• [TASK REQUIREMENTS] Every entry must be echoed exactly.

• [DATA EXCERPTS]

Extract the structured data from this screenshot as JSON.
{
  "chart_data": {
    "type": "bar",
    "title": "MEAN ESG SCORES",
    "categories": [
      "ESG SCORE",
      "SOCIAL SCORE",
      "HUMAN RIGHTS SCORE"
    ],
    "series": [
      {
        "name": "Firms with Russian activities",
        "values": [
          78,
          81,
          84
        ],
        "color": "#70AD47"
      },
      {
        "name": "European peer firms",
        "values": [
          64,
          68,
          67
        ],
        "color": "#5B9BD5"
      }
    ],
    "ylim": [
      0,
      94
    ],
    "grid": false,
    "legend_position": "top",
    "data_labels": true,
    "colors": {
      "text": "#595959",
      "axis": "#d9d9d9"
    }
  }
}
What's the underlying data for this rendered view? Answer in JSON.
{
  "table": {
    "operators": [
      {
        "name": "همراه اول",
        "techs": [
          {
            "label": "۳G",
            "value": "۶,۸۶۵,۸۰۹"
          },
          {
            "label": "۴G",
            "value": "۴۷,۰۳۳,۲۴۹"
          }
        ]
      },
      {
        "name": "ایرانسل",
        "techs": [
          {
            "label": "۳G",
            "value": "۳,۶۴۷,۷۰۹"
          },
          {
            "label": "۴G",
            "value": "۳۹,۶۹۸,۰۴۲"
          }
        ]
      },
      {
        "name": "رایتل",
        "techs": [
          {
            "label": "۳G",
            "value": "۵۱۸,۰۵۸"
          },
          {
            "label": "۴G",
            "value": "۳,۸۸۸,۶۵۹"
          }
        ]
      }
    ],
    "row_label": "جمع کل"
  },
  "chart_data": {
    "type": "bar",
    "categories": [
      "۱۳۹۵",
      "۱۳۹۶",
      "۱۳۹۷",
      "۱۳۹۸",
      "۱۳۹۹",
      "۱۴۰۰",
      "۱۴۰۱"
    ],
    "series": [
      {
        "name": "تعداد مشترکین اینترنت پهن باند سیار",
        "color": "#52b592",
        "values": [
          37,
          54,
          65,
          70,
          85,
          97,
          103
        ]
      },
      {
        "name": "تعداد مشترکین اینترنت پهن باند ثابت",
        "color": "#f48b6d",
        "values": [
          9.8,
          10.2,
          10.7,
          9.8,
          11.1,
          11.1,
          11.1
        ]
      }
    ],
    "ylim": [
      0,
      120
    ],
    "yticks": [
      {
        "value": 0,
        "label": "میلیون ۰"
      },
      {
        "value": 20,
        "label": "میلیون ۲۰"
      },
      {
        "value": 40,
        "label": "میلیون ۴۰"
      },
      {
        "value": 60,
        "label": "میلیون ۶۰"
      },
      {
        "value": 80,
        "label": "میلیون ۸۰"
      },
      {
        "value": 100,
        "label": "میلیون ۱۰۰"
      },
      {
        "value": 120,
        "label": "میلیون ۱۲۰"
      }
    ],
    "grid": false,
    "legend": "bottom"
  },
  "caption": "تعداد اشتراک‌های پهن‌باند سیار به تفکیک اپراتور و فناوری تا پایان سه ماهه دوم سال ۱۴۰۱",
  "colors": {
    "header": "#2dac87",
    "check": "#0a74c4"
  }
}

• [COMPLETED TASK]
Extract the structured data from this screenshot as JSON.
{
  "chart_data": {
    "type": "bar",
    "title": "MEAN ESG SCORES",
    "categories": [
      "ESG SCORE",
      "SOCIAL SCORE",
      "HUMAN RIGHTS SCORE"
    ],
    "series": [
      {
        "name": "Firms with Russian activities",
        "values": [
          78,
          81,
          84
        ],
        "color": "#70AD47"
      },
      {
        "name": "European peer firms",
        "values": [
          64,
          68,
          67
        ],
        "color": "#5B9BD5"
      }
    ],
    "ylim": [
      0,
      94
    ],
    "grid": false,
    "legend_position": "top",
    "data_labels": true,
    "colors": {
      "text": "#595959",
      "axis": "#d9d9d9"
    }
  }
}
What's the underlying data for this rendered view? Answer in JSON.
{
  "table": {
    "operators": [
      {
        "name": "همراه اول",
        "techs": [
          {
            "label": "۳G",
            "value": "۶,۸۶۵,۸۰۹"
          },
          {
            "label": "۴G",
            "value": "۴۷,۰۳۳,۲۴۹"
          }
        ]
      },
      {
        "name": "ایرانسل",
        "techs": [
          {
            "label": "۳G",
            "value": "۳,۶۴۷,۷۰۹"
          },
          {
            "label": "۴G",
            "value": "۳۹,۶۹۸,۰۴۲"
          }
        ]
      },
      {
        "name": "رایتل",
        "techs": [
          {
            "label": "۳G",
            "value": "۵۱۸,۰۵۸"
          },
          {
            "label": "۴G",
            "value": "۳,۸۸۸,۶۵۹"
          }
        ]
      }
    ],
    "row_label": "جمع کل"
  },
  "chart_data": {
    "type": "bar",
    "categories": [
      "۱۳۹۵",
      "۱۳۹۶",
      "۱۳۹۷",
      "۱۳۹۸",
      "۱۳۹۹",
      "۱۴۰۰",
      "۱۴۰۱"
    ],
    "series": [
      {
        "name": "تعداد مشترکین اینترنت پهن باند سیار",
        "color": "#52b592",
        "values": [
          37,
          54,
          65,
          70,
          85,
          97,
          103
        ]
      },
      {
        "name": "تعداد مشترکین اینترنت پهن باند ثابت",
        "color": "#f48b6d",
        "values": [
          9.8,
          10.2,
          10.7,
          9.8,
          11.1,
          11.1,
          11.1
        ]
      }
    ],
    "ylim": [
      0,
      120
    ],
    "yticks": [
      {
        "value": 0,
        "label": "میلیون ۰"
      },
      {
        "value": 20,
        "label": "میلیون ۲۰"
      },
      {
        "value": 40,
        "label": "میلیون ۴۰"
      },
      {
        "value": 60,
        "label": "میلیون ۶۰"
      },
      {
        "value": 80,
        "label": "میلیون ۸۰"
      },
      {
        "value": 100,
        "label": "میلیون ۱۰۰"
      },
      {
        "value": 120,
        "label": "میلیون ۱۲۰"
      }
    ],
    "grid": false,
    "legend": "bottom"
  },
  "caption": "تعداد اشتراک‌های پهن‌باند سیار به تفکیک اپراتور و فناوری تا پایان سه ماهه دوم سال ۱۴۰۱",
  "colors": {
    "header": "#2dac87",
    "check": "#0a74c4"
  }
}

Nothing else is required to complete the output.